> [WHAT THIS TASK INVOLVES] For every line in the data below that contains "Side", copy the line.

++++ DATA LINES ++++

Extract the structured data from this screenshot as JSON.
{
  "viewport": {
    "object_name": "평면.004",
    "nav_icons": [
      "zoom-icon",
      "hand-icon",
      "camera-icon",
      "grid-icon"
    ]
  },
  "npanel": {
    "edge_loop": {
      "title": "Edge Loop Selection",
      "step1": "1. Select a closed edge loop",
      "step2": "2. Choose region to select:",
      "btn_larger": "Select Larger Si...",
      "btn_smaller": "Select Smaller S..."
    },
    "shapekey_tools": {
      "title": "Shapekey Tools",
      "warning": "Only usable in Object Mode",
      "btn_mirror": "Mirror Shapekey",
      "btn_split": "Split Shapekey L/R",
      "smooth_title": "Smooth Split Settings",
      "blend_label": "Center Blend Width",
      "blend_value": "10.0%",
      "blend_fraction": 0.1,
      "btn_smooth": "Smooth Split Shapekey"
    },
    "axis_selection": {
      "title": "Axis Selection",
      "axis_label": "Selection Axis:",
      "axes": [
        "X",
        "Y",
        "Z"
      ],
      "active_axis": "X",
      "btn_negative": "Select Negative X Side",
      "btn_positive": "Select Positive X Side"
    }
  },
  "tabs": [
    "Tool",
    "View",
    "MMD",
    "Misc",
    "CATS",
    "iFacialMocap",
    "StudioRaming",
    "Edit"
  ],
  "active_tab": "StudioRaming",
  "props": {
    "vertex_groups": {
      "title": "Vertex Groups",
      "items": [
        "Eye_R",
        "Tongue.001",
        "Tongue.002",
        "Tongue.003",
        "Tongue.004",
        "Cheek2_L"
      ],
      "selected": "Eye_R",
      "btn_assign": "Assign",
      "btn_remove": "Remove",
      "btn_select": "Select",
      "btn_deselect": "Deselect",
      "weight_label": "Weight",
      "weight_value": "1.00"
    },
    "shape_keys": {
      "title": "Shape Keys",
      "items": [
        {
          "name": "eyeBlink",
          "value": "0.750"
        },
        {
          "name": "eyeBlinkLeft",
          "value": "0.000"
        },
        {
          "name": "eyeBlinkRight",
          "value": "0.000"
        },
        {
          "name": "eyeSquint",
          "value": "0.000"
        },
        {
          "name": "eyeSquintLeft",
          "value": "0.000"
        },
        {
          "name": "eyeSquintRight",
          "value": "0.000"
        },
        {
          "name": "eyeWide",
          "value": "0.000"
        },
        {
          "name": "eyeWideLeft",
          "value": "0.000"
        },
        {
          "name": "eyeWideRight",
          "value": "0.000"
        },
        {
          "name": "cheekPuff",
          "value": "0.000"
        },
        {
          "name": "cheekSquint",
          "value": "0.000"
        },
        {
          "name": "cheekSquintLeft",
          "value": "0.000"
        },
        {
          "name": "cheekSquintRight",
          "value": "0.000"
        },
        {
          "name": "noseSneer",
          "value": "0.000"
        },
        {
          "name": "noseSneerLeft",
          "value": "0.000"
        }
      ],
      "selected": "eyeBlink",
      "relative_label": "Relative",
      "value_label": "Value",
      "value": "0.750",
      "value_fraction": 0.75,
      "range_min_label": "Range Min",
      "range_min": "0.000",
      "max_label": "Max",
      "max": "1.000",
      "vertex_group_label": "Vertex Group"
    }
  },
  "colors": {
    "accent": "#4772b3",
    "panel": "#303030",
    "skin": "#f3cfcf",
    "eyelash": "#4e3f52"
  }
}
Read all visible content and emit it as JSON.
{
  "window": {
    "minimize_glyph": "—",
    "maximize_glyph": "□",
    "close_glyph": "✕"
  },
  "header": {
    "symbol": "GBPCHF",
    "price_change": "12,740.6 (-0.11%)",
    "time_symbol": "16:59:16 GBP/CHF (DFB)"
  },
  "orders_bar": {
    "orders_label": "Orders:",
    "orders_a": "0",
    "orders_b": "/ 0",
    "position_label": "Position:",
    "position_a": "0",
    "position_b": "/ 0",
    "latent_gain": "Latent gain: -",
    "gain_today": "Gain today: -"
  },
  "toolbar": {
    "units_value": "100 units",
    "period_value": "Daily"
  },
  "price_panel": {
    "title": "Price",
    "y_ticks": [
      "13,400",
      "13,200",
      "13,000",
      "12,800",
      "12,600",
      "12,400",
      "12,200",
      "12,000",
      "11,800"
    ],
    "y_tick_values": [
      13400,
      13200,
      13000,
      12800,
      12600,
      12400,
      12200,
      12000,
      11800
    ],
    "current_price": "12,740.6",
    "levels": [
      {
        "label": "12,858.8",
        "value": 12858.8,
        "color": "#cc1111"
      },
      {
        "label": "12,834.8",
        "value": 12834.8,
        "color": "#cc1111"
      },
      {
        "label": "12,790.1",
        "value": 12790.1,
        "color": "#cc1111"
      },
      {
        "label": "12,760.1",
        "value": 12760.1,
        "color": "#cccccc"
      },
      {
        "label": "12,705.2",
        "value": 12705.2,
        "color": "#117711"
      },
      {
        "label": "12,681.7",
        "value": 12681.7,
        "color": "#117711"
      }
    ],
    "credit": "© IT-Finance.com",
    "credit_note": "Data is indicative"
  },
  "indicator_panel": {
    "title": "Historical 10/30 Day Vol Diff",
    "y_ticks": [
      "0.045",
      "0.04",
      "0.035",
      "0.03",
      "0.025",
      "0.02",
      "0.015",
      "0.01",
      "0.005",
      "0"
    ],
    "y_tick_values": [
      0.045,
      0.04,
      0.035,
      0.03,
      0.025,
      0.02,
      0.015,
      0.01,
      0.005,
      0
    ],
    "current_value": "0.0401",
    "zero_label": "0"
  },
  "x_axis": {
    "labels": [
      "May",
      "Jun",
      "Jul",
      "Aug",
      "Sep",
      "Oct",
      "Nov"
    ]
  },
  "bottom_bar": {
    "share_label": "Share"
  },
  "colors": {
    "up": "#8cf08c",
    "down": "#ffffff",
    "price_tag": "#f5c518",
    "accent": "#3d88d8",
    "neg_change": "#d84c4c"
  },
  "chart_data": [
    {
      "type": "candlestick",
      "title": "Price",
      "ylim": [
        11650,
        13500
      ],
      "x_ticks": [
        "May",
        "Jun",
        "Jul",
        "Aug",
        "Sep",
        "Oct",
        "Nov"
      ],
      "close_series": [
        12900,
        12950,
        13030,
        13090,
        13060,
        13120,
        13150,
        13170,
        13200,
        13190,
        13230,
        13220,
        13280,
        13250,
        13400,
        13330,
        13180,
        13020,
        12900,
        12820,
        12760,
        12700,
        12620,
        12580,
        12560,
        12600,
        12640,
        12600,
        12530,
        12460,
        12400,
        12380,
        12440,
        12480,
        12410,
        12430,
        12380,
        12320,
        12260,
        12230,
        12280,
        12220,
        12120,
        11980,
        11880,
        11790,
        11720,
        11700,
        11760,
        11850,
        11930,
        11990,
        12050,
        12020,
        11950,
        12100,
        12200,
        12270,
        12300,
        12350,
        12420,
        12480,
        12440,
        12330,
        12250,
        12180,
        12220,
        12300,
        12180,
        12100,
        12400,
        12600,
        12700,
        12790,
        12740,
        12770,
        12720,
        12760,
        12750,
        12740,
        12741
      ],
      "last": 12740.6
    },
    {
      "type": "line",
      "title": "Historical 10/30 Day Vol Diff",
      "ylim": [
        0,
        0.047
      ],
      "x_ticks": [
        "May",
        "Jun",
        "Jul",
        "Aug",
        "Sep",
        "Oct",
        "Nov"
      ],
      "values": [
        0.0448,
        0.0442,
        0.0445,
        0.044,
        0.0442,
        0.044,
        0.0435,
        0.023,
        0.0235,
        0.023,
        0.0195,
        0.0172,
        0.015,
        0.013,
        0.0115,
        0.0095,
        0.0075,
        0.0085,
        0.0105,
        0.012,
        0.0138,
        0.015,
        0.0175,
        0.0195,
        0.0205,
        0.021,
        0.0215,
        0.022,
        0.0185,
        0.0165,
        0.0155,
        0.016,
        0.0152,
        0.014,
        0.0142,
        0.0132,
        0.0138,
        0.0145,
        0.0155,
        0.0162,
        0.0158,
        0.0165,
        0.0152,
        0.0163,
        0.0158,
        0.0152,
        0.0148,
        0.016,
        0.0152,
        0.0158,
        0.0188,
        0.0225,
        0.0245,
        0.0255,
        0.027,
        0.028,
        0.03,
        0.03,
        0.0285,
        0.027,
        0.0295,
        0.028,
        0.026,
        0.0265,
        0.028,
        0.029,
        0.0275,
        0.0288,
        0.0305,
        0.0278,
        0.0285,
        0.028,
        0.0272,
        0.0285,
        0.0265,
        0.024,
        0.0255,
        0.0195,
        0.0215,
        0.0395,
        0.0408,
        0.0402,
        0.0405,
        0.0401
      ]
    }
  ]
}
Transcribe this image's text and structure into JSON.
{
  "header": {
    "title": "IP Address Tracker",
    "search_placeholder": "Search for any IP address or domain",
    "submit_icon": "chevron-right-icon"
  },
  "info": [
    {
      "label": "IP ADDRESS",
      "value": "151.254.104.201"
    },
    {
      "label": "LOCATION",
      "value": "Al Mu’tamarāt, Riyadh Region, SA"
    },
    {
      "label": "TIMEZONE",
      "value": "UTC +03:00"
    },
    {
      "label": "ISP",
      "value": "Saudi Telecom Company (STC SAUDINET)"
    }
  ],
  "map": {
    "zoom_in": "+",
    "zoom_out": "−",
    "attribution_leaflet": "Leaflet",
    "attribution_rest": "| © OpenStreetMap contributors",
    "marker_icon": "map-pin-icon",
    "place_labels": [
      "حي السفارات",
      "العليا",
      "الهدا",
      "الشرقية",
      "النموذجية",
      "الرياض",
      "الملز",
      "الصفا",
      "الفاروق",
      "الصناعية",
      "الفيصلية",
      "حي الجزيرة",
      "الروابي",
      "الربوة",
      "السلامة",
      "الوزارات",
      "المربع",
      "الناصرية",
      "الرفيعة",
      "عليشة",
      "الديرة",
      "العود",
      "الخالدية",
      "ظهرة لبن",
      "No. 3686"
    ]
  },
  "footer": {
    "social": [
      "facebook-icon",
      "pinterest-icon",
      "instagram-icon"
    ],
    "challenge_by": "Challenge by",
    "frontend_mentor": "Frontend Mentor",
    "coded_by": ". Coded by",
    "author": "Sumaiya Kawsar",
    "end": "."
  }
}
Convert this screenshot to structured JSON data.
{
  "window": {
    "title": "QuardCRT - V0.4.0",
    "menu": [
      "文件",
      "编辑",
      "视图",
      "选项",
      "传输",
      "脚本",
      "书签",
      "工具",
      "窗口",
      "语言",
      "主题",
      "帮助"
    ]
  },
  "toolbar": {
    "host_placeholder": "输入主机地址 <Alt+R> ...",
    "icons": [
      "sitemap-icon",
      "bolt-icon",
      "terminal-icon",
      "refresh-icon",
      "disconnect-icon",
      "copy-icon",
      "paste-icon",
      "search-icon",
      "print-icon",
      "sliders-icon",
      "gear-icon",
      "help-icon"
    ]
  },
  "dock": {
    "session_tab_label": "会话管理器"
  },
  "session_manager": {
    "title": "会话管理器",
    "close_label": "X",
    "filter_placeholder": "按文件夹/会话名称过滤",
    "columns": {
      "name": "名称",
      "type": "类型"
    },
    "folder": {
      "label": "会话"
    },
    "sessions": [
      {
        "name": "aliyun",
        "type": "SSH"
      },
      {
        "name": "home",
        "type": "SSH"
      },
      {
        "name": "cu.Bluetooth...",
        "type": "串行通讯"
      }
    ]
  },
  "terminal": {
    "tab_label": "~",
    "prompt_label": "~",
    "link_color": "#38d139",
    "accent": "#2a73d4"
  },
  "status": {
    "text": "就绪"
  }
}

++++

> [RESPONSE BELOW]
      "btn_negative": "Select Negative X Side",
      "btn_positive": "Select Positive X Side"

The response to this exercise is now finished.